PETUNJUK A: Salin dengan persis bagian dari tulisan tentang mengawal anak, mulai dari "Seorang anak itu" dan berakhir pada "tidak sesuai fitrahnya.".
PETUNJUK B: Dalam tulisan tentang mengawal anak, seorang anak diibaratkan seperti apa?
PETUNJUK C: Tolong lanjutkan tulisan tentang mengawal anak, dimulai setelah kalimat terakhirnya.

BACAAN YANG DISEDIAKAN:
________
MENGAWAL ANAK MENCAPAI TUJUAN
Setiap orang pasti memiliki keinginan, apalagi anak-anak kalau ditanya bisa banyak sekali, karena imajinasinya yang bebas. Pertanyaannya, seberapa banyak keinginan yang bisa kita capai. Jawabannya sangat relatif, tergantung masing-masing orang. Ada yang bisa mencapai banyak, ada yang sebagian, bahkan ada yang hanya terhenti diangan-angan. Keinginan seolah mimpi buruk yang terus menghantuinya.
Langkah penting selanjutnya setelah membuat daftar keinginan adalah merubah menjadi tujuan yang jelas dan menentukan skala prioritas. Lain waktu kita akan ngobrol khusus tentang hal ini. Saat ini kita masih fokus pada obrolan seputar potensi bawaan. Baiklah, mari kita batasi obrolan ini pada bagaimana mengawal anak mencapai tujuan.
Seorang anak itu seperti kertas yang masih putih,belum banyak coretan tak beraturan tanpa makna. Maka, alangkah baiknya kita isi kertas tersebut dengan coretan yang bermakna agar menjadi karya indah. Memberikan guratan pada proses perjalanan anak sebaiknya mengikuti peta bawaan yang ada pada dirinya. Tentunya agar tidak banyak luka jiwa yang muncul, karena memaksakan sesuatu yang tidak sesuai fitrahnya.
________
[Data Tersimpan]
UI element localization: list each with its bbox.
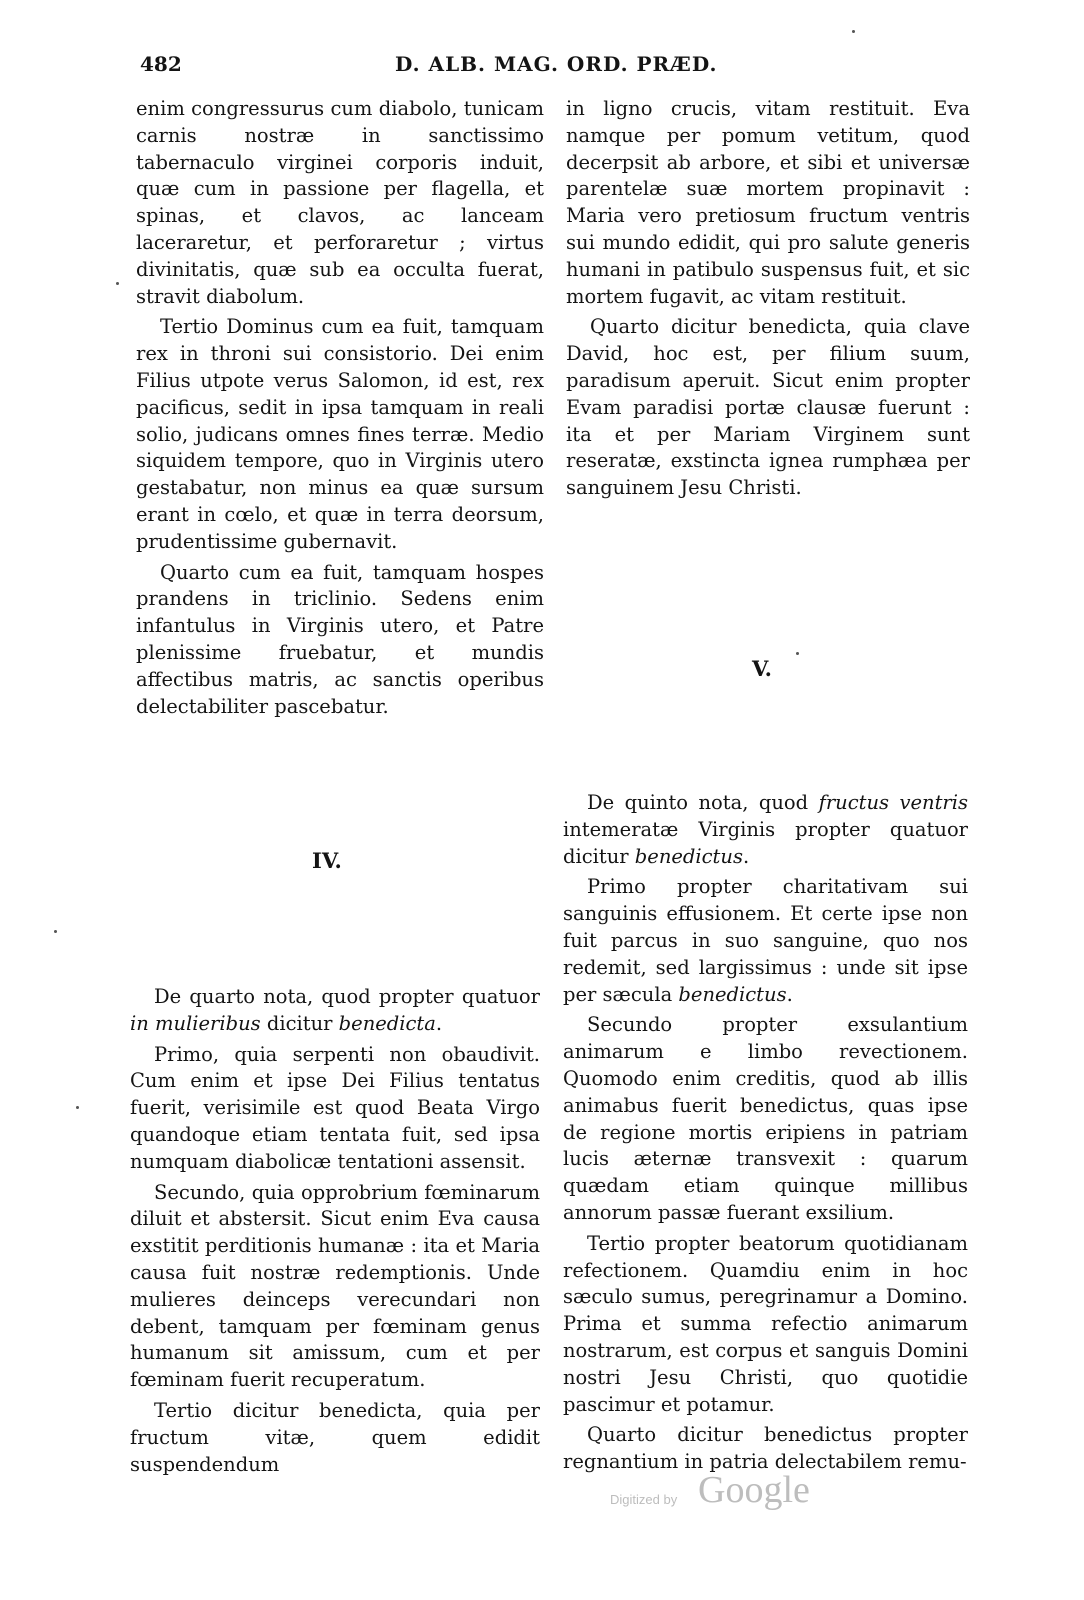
paragraph: Quarto dicitur benedicta, quia clave David, hoc est, per filium suum, paradisum aperuit. Sicut enim propter Evam paradisi portæ clausæ fuerunt : ita et per Mariam Virginem sunt reseratæ, exstincta ignea rumphæa per sanguinem Jesu Christi.	[566, 315, 970, 500]
paragraph: in ligno crucis, vitam restituit. Eva namque per pomum vetitum, quod decerpsit ab arbore, et sibi et universæ parentelæ suæ mortem propinavit : Maria vero pretiosum fructum ventris sui mundo edidit, qui pro salute generis humani in patibulo suspensus fuit, et sic mortem fugavit, ac vitam restituit.	[566, 97, 970, 308]
text-run: De quarto nota, quod propter quatuor	[154, 985, 540, 1008]
italic-text: benedicta	[338, 1011, 436, 1035]
italic-text: in mulieribus	[130, 1011, 261, 1035]
paragraph: enim congressurus cum diabolo, tunicam carnis nostræ in sanctissimo tabernaculo virginei corporis induit, quæ cum in passione per flagella, et spinas, et clavos, ac lanceam laceraretur, et perforaretur ; virtus divinitatis, quæ sub ea occulta fuerat, stravit diabolum.	[136, 97, 544, 308]
digitized-by-watermark	[610, 1468, 840, 1518]
text-run: .	[435, 1011, 443, 1035]
paragraph	[130, 984, 540, 1038]
page-number: 482	[140, 52, 182, 76]
text-run: .	[742, 844, 750, 868]
paragraph	[563, 874, 968, 1008]
paragraph: Secundo, quia opprobrium fœminarum diluit et abstersit. Sicut enim Eva causa exstitit perditionis humanæ : ita et Maria causa fuit nostræ redemptionis. Unde mulieres deinceps verecundari non debent, tamquam per fœminam genus humanum sit amissum, cum et per fœminam fuerit recuperatum.	[130, 1180, 540, 1392]
section-heading-iv: IV.	[312, 848, 342, 873]
paragraph	[563, 790, 968, 870]
text-run: Primo propter charitativam sui sanguinis effusionem. Et certe ipse non fuit parcus in suo sanguine, quo nos redemit, sed largissimus : unde sit ipse per sæcula	[563, 875, 968, 1006]
paragraph: Tertio dicitur benedicta, quia per fructum vitæ, quem edidit suspendendum	[130, 1398, 540, 1476]
text-run: dicitur	[260, 1011, 339, 1035]
page-header	[0, 52, 1084, 88]
left-column-top	[136, 96, 544, 724]
italic-text: fructus ventris	[818, 791, 968, 814]
paragraph: Tertio propter beatorum quotidianam refectionem. Quamdiu enim in hoc sæculo sumus, peregrinamur a Domino. Prima et summa refectio animarum nostrarum, est corpus et sanguis Domini nostri Jesu Christi, quo quotidie pascimur et potamur.	[563, 1231, 968, 1416]
italic-text: benedictus	[678, 982, 787, 1006]
text-run: De quinto nota, quod	[587, 791, 819, 814]
google-logo: Google	[698, 1469, 810, 1511]
scan-speck	[796, 652, 799, 655]
paragraph: Quarto cum ea fuit, tamquam hospes prandens in triclinio. Sedens enim infantulus in Virginis utero, et Patre plenissime fruebatur, et mundis affectibus matris, ac sanctis operibus delectabiliter pascebatur.	[136, 560, 544, 718]
text-run: intemeratæ Virginis propter quatuor dicitur	[563, 817, 968, 868]
running-title: D. ALB. MAG. ORD. PRÆD.	[395, 52, 718, 76]
paragraph: Tertio Dominus cum ea fuit, tamquam rex in throni sui consistorio. Dei enim Filius utpote verus Salomon, id est, rex pacificus, sedit in ipsa tamquam in reali solio, judicans omnes fines terræ. Medio siquidem tempore, quo in Virginis utero gestabatur, non minus ea quæ sursum erant in cœlo, et quæ in terra deorsum, prudentissime gubernavit.	[136, 315, 544, 553]
scan-speck	[116, 282, 119, 285]
paragraph: Quarto dicitur benedictus propter regnantium in patria delectabilem remu-	[563, 1423, 968, 1474]
right-column-top	[566, 96, 970, 506]
right-column-bottom	[563, 790, 968, 1480]
paragraph: Primo, quia serpenti non obaudivit. Cum enim et ipse Dei Filius tentatus fuerit, verisimile est quod Beata Virgo quandoque etiam tentata fuit, sed ipsa numquam diabolicæ tentationi assensit.	[130, 1042, 540, 1173]
italic-text: benedictus	[634, 844, 743, 868]
paragraph: Secundo propter exsulantium animarum e limbo revectionem. Quomodo enim creditis, quod ab illis animabus fuerit benedictus, quas ipse de regione mortis eripiens in patriam lucis æternæ transvexit : quarum quædam etiam quinque millibus annorum passæ fuerant exsilium.	[563, 1013, 968, 1224]
left-column-bottom	[130, 984, 540, 1482]
scan-speck	[852, 30, 855, 33]
text-run: .	[786, 982, 793, 1006]
digitized-by-label: Digitized by	[610, 1492, 678, 1507]
section-heading-v: V.	[752, 656, 772, 681]
scan-speck	[54, 930, 57, 933]
scan-speck	[76, 1106, 79, 1109]
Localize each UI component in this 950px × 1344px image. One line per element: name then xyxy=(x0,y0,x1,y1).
________
HASIL A:
Seorang anak itu seperti kertas yang masih putih,belum banyak coretan tak beraturan tanpa makna. Maka, alangkah baiknya kita isi kertas tersebut dengan coretan yang bermakna agar menjadi karya indah. Memberikan guratan pada proses perjalanan anak sebaiknya mengikuti peta bawaan yang ada pada dirinya. Tentunya agar tidak banyak luka jiwa yang muncul, karena memaksakan sesuatu yang tidak sesuai fitrahnya.

HASIL B: Seperti kertas yang masih putih.

HASIL C:
Saya akan memberikan contoh saja pada apa yang kami alami. Semoga menjadi pembelajaran bersama. Kalau bermanfaat bisa dijadikan referensi. Misal pun tidak bisa jadi bahan obrolan ringan kita. Daripada sekedar diam-diam saja. Betul tidak? Saya akan membahas anak saya yang memiliki sumber motivasi bawaan kognitif.
Sudah kita bahas pada obrolan sebelumnya tentang orang tipe kognitif. Dia terarah dengan adanya target tertulis yang jelas. Anak saya yang kedua yang tipe kognitif memang lebih tertantang dengan adanya target. Beberapa kali kita simulasikan dalam aktivitas kesehariannya. Mulai dari kita ajak ngobrol tentang cita-citanya apa. Kami minta untuk menuliskan, berusaha mencari gambar untuk memvisualisasikan dan ditempel.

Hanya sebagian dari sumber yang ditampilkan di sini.